Written exercise - Select from the data all lines with the word "Lord".

Data for this task -

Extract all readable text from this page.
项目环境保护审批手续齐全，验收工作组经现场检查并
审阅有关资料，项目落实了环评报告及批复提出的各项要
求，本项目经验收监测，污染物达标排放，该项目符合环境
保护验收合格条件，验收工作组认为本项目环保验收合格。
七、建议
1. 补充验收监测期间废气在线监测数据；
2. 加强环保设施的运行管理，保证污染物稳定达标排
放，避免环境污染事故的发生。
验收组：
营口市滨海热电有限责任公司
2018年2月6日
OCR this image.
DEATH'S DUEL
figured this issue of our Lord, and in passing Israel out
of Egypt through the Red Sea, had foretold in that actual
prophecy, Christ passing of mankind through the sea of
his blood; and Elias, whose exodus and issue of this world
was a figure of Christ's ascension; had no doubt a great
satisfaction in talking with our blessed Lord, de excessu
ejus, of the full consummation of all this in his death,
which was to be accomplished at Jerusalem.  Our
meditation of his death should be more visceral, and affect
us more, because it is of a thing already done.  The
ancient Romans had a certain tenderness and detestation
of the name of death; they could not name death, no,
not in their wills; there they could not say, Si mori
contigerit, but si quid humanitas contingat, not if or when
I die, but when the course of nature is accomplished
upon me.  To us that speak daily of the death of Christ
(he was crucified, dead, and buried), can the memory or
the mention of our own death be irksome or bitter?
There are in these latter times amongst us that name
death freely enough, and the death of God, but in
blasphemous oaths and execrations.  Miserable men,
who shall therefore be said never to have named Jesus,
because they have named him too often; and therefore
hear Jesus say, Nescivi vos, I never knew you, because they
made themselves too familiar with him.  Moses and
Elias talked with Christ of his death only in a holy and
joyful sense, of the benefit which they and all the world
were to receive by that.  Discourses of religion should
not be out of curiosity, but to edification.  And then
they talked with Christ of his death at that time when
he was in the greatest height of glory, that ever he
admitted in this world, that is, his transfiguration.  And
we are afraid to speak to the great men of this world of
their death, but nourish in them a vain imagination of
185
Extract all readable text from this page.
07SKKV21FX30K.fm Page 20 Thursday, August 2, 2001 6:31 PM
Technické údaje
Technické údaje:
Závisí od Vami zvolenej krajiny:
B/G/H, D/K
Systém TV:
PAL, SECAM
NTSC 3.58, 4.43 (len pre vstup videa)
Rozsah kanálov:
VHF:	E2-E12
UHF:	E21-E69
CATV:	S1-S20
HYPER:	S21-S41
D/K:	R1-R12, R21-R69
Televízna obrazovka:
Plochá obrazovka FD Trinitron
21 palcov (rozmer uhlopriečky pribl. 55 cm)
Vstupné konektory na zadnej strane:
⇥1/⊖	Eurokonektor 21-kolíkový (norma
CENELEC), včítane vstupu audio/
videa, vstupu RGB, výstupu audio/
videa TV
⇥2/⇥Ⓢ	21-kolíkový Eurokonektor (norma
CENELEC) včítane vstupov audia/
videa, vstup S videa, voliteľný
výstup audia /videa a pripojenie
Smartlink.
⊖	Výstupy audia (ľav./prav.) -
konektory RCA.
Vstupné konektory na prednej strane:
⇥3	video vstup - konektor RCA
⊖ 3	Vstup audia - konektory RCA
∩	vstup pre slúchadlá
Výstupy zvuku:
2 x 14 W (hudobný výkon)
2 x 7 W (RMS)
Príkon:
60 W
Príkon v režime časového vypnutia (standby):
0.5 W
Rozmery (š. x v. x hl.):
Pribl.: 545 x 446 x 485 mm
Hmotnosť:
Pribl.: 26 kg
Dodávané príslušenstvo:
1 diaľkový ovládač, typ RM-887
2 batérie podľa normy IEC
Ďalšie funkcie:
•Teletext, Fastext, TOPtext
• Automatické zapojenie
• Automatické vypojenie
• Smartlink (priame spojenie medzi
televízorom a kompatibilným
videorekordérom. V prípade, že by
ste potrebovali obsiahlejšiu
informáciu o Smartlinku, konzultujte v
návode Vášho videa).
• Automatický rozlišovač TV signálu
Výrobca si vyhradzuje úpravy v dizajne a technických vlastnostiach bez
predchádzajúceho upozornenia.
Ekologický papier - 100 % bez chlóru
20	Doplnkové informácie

Response below -
figured this issue of our Lord, and in passing Israel out
satisfaction in talking with our blessed Lord, de excessu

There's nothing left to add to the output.